#### Exercise material ####
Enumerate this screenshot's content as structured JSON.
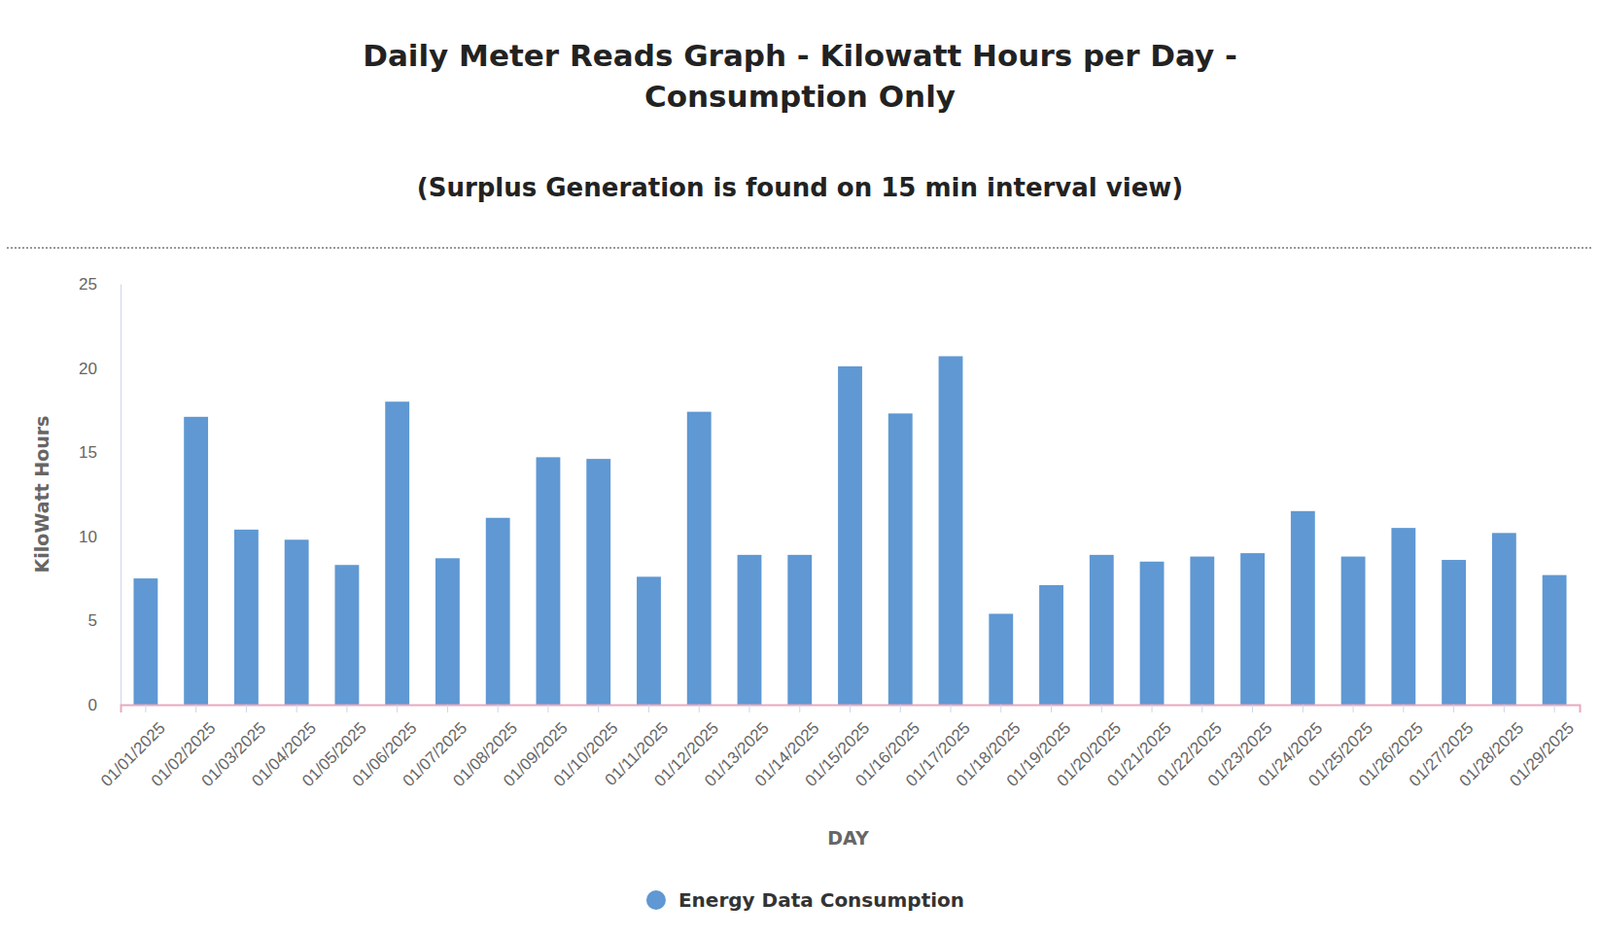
{
  "chart_data": {
    "type": "bar",
    "title": "Daily Meter Reads Graph - Kilowatt Hours per Day - Consumption Only",
    "subtitle": "(Surplus Generation is found on 15 min interval view)",
    "x_label": "DAY",
    "y_label": "KiloWatt Hours",
    "categories": [
      "01/01/2025",
      "01/02/2025",
      "01/03/2025",
      "01/04/2025",
      "01/05/2025",
      "01/06/2025",
      "01/07/2025",
      "01/08/2025",
      "01/09/2025",
      "01/10/2025",
      "01/11/2025",
      "01/12/2025",
      "01/13/2025",
      "01/14/2025",
      "01/15/2025",
      "01/16/2025",
      "01/17/2025",
      "01/18/2025",
      "01/19/2025",
      "01/20/2025",
      "01/21/2025",
      "01/22/2025",
      "01/23/2025",
      "01/24/2025",
      "01/25/2025",
      "01/26/2025",
      "01/27/2025",
      "01/28/2025",
      "01/29/2025"
    ],
    "series": [
      {
        "name": "Energy Data Consumption",
        "color": "#5f98d3",
        "values": [
          7.5,
          17.1,
          10.4,
          9.8,
          8.3,
          18.0,
          8.7,
          11.1,
          14.7,
          14.6,
          7.6,
          17.4,
          8.9,
          8.9,
          20.1,
          17.3,
          20.7,
          5.4,
          7.1,
          8.9,
          8.5,
          8.8,
          9.0,
          11.5,
          8.8,
          10.5,
          8.6,
          10.2,
          7.7
        ]
      }
    ],
    "ylim": [
      0,
      25
    ],
    "yticks": [
      0,
      5,
      10,
      15,
      20,
      25
    ],
    "grid": false,
    "legend": "bottom"
  }
}
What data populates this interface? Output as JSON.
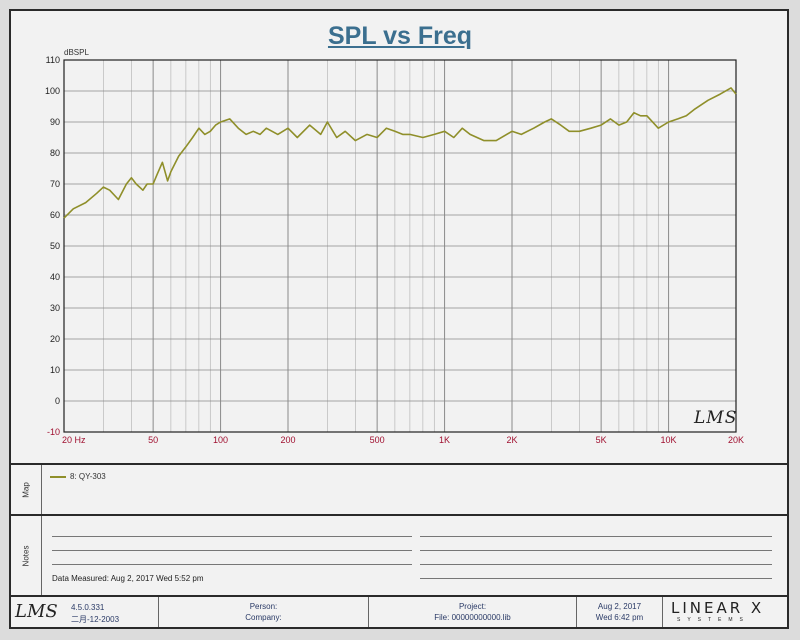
{
  "chart_data": {
    "type": "line",
    "title": "SPL vs Freq",
    "ylabel": "dBSPL",
    "xscale": "log",
    "xlim": [
      20,
      20000
    ],
    "ylim": [
      -10,
      110
    ],
    "yticks": [
      110,
      100,
      90,
      80,
      70,
      60,
      50,
      40,
      30,
      20,
      10,
      0,
      -10
    ],
    "xtick_values": [
      20,
      50,
      100,
      200,
      500,
      1000,
      2000,
      5000,
      10000,
      20000
    ],
    "xtick_labels": [
      "20 Hz",
      "50",
      "100",
      "200",
      "500",
      "1K",
      "2K",
      "5K",
      "10K",
      "20K"
    ],
    "grid": true,
    "series": [
      {
        "name": "8: QY-303",
        "color": "#8f8f2a",
        "x": [
          20,
          22,
          25,
          28,
          30,
          32,
          35,
          38,
          40,
          42,
          45,
          47,
          50,
          52,
          55,
          58,
          60,
          65,
          70,
          75,
          80,
          85,
          90,
          95,
          100,
          110,
          120,
          130,
          140,
          150,
          160,
          180,
          200,
          220,
          250,
          280,
          300,
          330,
          360,
          400,
          450,
          500,
          550,
          600,
          650,
          700,
          800,
          900,
          1000,
          1100,
          1200,
          1300,
          1500,
          1700,
          2000,
          2200,
          2500,
          2800,
          3000,
          3300,
          3600,
          4000,
          4500,
          5000,
          5500,
          6000,
          6500,
          7000,
          7500,
          8000,
          9000,
          10000,
          11000,
          12000,
          13000,
          15000,
          17000,
          19000,
          20000
        ],
        "y": [
          59,
          62,
          64,
          67,
          69,
          68,
          65,
          70,
          72,
          70,
          68,
          70,
          70,
          73,
          77,
          71,
          74,
          79,
          82,
          85,
          88,
          86,
          87,
          89,
          90,
          91,
          88,
          86,
          87,
          86,
          88,
          86,
          88,
          85,
          89,
          86,
          90,
          85,
          87,
          84,
          86,
          85,
          88,
          87,
          86,
          86,
          85,
          86,
          87,
          85,
          88,
          86,
          84,
          84,
          87,
          86,
          88,
          90,
          91,
          89,
          87,
          87,
          88,
          89,
          91,
          89,
          90,
          93,
          92,
          92,
          88,
          90,
          91,
          92,
          94,
          97,
          99,
          101,
          99
        ]
      }
    ]
  },
  "map": {
    "side_label": "Map",
    "legend_entry": "8: QY-303"
  },
  "notes": {
    "side_label": "Notes",
    "data_measured": "Data Measured: Aug  2, 2017  Wed  5:52 pm"
  },
  "watermark": "LMS",
  "footer": {
    "version": "4.5.0.331",
    "build_date": "二月-12-2003",
    "person_label": "Person:",
    "company_label": "Company:",
    "project_label": "Project:",
    "file_label": "File: 00000000000.lib",
    "date": "Aug  2, 2017",
    "day_time": "Wed  6:42 pm",
    "brand": "LINEAR X",
    "brand_sub": "SYSTEMS"
  }
}
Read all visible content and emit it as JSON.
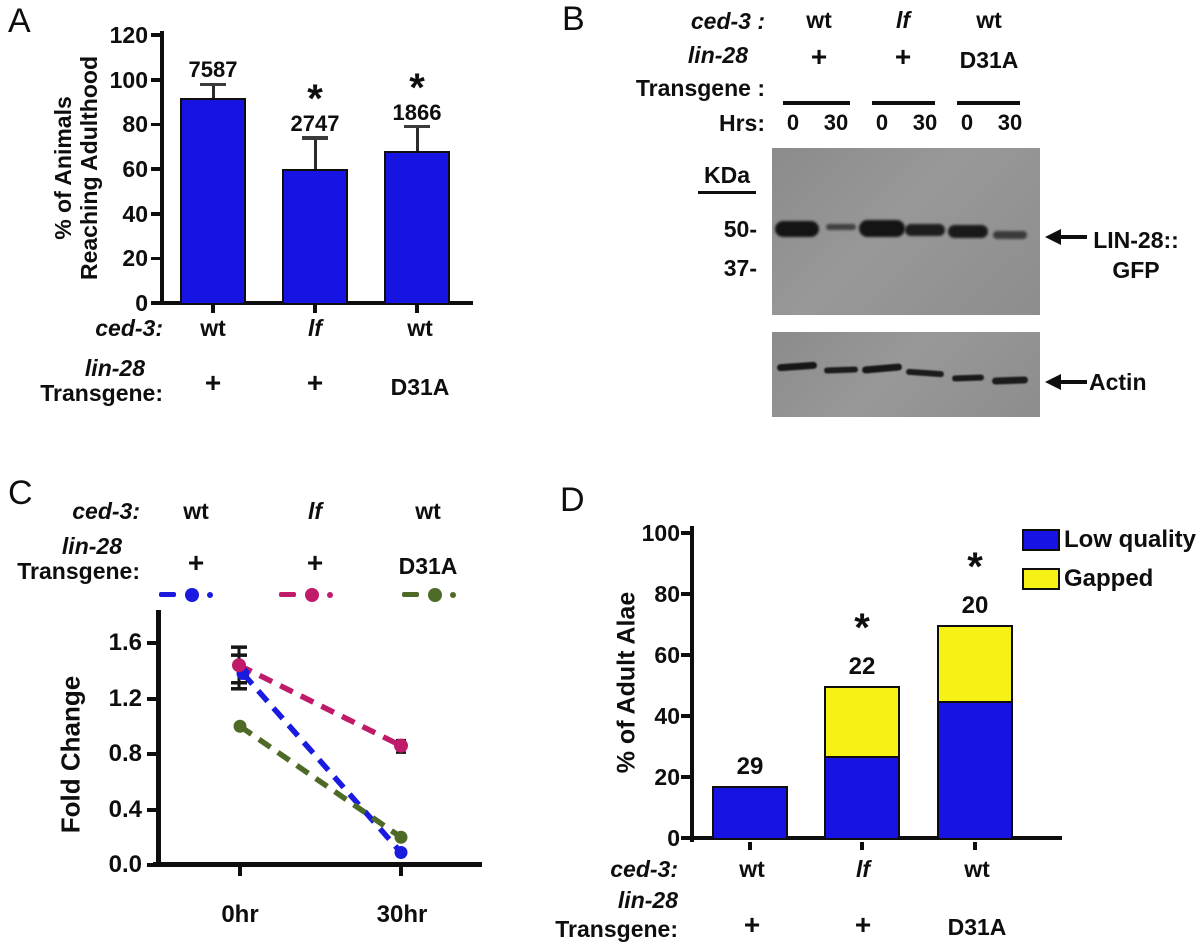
{
  "colors": {
    "bar_blue": "#1713e3",
    "gapped_yellow": "#f7f216",
    "series_blue": "#1b1be0",
    "series_magenta": "#c01a6a",
    "series_green": "#4d6b27",
    "blot_gray": "#8f8f8f",
    "axis_black": "#111111"
  },
  "panelA": {
    "label": "A",
    "ylabel_line1": "% of Animals",
    "ylabel_line2": "Reaching Adulthood",
    "header": {
      "gene_label": "ced-3:",
      "gene_values": [
        "wt",
        "lf",
        "wt"
      ],
      "transgene_label_line1": "lin-28",
      "transgene_label_line2": "Transgene:",
      "transgene_values": [
        "+",
        "+",
        "D31A"
      ]
    }
  },
  "panelB": {
    "label": "B",
    "header": {
      "gene_label": "ced-3 :",
      "gene_values": [
        "wt",
        "lf",
        "wt"
      ],
      "transgene_label_line1": "lin-28",
      "transgene_label_line2": "Transgene :",
      "transgene_values": [
        "+",
        "+",
        "D31A"
      ],
      "hrs_label": "Hrs:",
      "hrs_values": [
        "0",
        "30",
        "0",
        "30",
        "0",
        "30"
      ]
    },
    "kda_label": "KDa",
    "weight_markers": [
      "50-",
      "37-"
    ],
    "blot1_arrow_label_line1": "LIN-28::",
    "blot1_arrow_label_line2": "GFP",
    "blot2_arrow_label": "Actin",
    "blot1_band_intensity": [
      1.0,
      0.5,
      1.0,
      0.9,
      0.95,
      0.55
    ],
    "blot2_band_intensity": [
      0.95,
      0.9,
      0.95,
      0.9,
      0.92,
      0.9
    ]
  },
  "panelC": {
    "label": "C",
    "header": {
      "gene_label": "ced-3:",
      "gene_values": [
        "wt",
        "lf",
        "wt"
      ],
      "transgene_label_line1": "lin-28",
      "transgene_label_line2": "Transgene:",
      "transgene_values": [
        "+",
        "+",
        "D31A"
      ]
    }
  },
  "panelD": {
    "label": "D",
    "legend": [
      {
        "label": "Low quality",
        "color": "#1713e3"
      },
      {
        "label": "Gapped",
        "color": "#f7f216"
      }
    ],
    "header": {
      "gene_label": "ced-3:",
      "gene_values": [
        "wt",
        "lf",
        "wt"
      ],
      "transgene_label_line1": "lin-28",
      "transgene_label_line2": "Transgene:",
      "transgene_values": [
        "+",
        "+",
        "D31A"
      ]
    }
  },
  "chart_data": [
    {
      "panel": "A",
      "type": "bar",
      "title": "",
      "ylabel": "% of Animals Reaching Adulthood",
      "ylim": [
        0,
        120
      ],
      "yticks": [
        0,
        20,
        40,
        60,
        80,
        100,
        120
      ],
      "categories": [
        "ced-3 wt; lin-28 +",
        "ced-3 lf; lin-28 +",
        "ced-3 wt; lin-28 D31A"
      ],
      "values": [
        92,
        60,
        68
      ],
      "error_top": [
        98,
        74,
        79
      ],
      "n_labels": [
        "7587",
        "2747",
        "1866"
      ],
      "significance": [
        "",
        "*",
        "*"
      ],
      "bar_color": "#1713e3",
      "grid": false
    },
    {
      "panel": "C",
      "type": "line",
      "title": "",
      "ylabel": "Fold Change",
      "ylim": [
        0,
        1.75
      ],
      "yticks": [
        "0.0",
        "0.4",
        "0.8",
        "1.2",
        "1.6"
      ],
      "x_categories": [
        "0hr",
        "30hr"
      ],
      "series": [
        {
          "name": "ced-3 wt; lin-28 +",
          "color": "#1b1be0",
          "values": [
            1.38,
            0.09
          ]
        },
        {
          "name": "ced-3 lf; lin-28 +",
          "color": "#c01a6a",
          "values": [
            1.44,
            0.86
          ]
        },
        {
          "name": "ced-3 wt; lin-28 D31A",
          "color": "#4d6b27",
          "values": [
            1.0,
            0.2
          ]
        }
      ],
      "error_bar_0hr_range": [
        1.27,
        1.57
      ],
      "error_bar_30hr_magenta_range": [
        0.81,
        0.9
      ],
      "line_style": "dashed",
      "grid": false,
      "legend_position": "top"
    },
    {
      "panel": "D",
      "type": "stacked-bar",
      "title": "",
      "ylabel": "% of Adult Alae",
      "ylim": [
        0,
        100
      ],
      "yticks": [
        0,
        20,
        40,
        60,
        80,
        100
      ],
      "categories": [
        "ced-3 wt; lin-28 +",
        "ced-3 lf; lin-28 +",
        "ced-3 wt; lin-28 D31A"
      ],
      "series": [
        {
          "name": "Low quality",
          "color": "#1713e3",
          "values": [
            17,
            27,
            45
          ]
        },
        {
          "name": "Gapped",
          "color": "#f7f216",
          "values": [
            0,
            23,
            25
          ]
        }
      ],
      "n_labels": [
        "29",
        "22",
        "20"
      ],
      "significance": [
        "",
        "*",
        "*"
      ],
      "legend_position": "top-right",
      "grid": false
    }
  ]
}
####
** Objective **
Locate the word "grid" in the records and collect each line it appears in.

** Written answer **
    "grid": false,
    "grid": true,
      "grid": false
      "grid": false,
      "grid": false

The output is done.